### [Given instruction]
Copy the records below exactly as they appear.

* BEGIN Data to process *

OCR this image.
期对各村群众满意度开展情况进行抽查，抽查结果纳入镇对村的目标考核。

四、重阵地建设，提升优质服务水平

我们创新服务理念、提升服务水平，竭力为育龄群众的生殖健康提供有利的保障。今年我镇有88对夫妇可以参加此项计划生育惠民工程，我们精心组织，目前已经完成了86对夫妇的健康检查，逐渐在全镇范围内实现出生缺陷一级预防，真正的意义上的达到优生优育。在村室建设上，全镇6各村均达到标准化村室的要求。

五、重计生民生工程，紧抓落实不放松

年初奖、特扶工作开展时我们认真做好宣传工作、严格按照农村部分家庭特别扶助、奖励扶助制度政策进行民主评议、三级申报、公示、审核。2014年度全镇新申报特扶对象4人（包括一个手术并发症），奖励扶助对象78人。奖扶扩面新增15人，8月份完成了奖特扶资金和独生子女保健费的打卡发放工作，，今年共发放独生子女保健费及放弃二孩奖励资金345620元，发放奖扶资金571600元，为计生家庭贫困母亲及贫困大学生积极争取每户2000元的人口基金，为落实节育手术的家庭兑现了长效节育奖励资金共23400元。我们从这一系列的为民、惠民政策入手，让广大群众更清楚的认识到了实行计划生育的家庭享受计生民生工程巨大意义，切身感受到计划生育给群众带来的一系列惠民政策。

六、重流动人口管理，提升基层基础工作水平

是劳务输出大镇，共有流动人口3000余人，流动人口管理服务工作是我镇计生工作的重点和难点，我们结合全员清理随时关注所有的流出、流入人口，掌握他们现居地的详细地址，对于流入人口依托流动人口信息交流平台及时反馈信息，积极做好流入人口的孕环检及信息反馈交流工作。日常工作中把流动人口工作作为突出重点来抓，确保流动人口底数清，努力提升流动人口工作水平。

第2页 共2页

* END Data to process *

### [Expected answer]
OCR this image.
期对各村群众满意度开展情况进行抽查，抽查结果纳入镇对村的目标考核。

四、重阵地建设，提升优质服务水平

我们创新服务理念、提升服务水平，竭力为育龄群众的生殖健康提供有利的保障。今年我镇有88对夫妇可以参加此项计划生育惠民工程，我们精心组织，目前已经完成了86对夫妇的健康检查，逐渐在全镇范围内实现出生缺陷一级预防，真正的意义上的达到优生优育。在村室建设上，全镇6各村均达到标准化村室的要求。

五、重计生民生工程，紧抓落实不放松

年初奖、特扶工作开展时我们认真做好宣传工作、严格按照农村部分家庭特别扶助、奖励扶助制度政策进行民主评议、三级申报、公示、审核。2014年度全镇新申报特扶对象4人（包括一个手术并发症），奖励扶助对象78人。奖扶扩面新增15人，8月份完成了奖特扶资金和独生子女保健费的打卡发放工作，，今年共发放独生子女保健费及放弃二孩奖励资金345620元，发放奖扶资金571600元，为计生家庭贫困母亲及贫困大学生积极争取每户2000元的人口基金，为落实节育手术的家庭兑现了长效节育奖励资金共23400元。我们从这一系列的为民、惠民政策入手，让广大群众更清楚的认识到了实行计划生育的家庭享受计生民生工程巨大意义，切身感受到计划生育给群众带来的一系列惠民政策。

六、重流动人口管理，提升基层基础工作水平

是劳务输出大镇，共有流动人口3000余人，流动人口管理服务工作是我镇计生工作的重点和难点，我们结合全员清理随时关注所有的流出、流入人口，掌握他们现居地的详细地址，对于流入人口依托流动人口信息交流平台及时反馈信息，积极做好流入人口的孕环检及信息反馈交流工作。日常工作中把流动人口工作作为突出重点来抓，确保流动人口底数清，努力提升流动人口工作水平。

第2页 共2页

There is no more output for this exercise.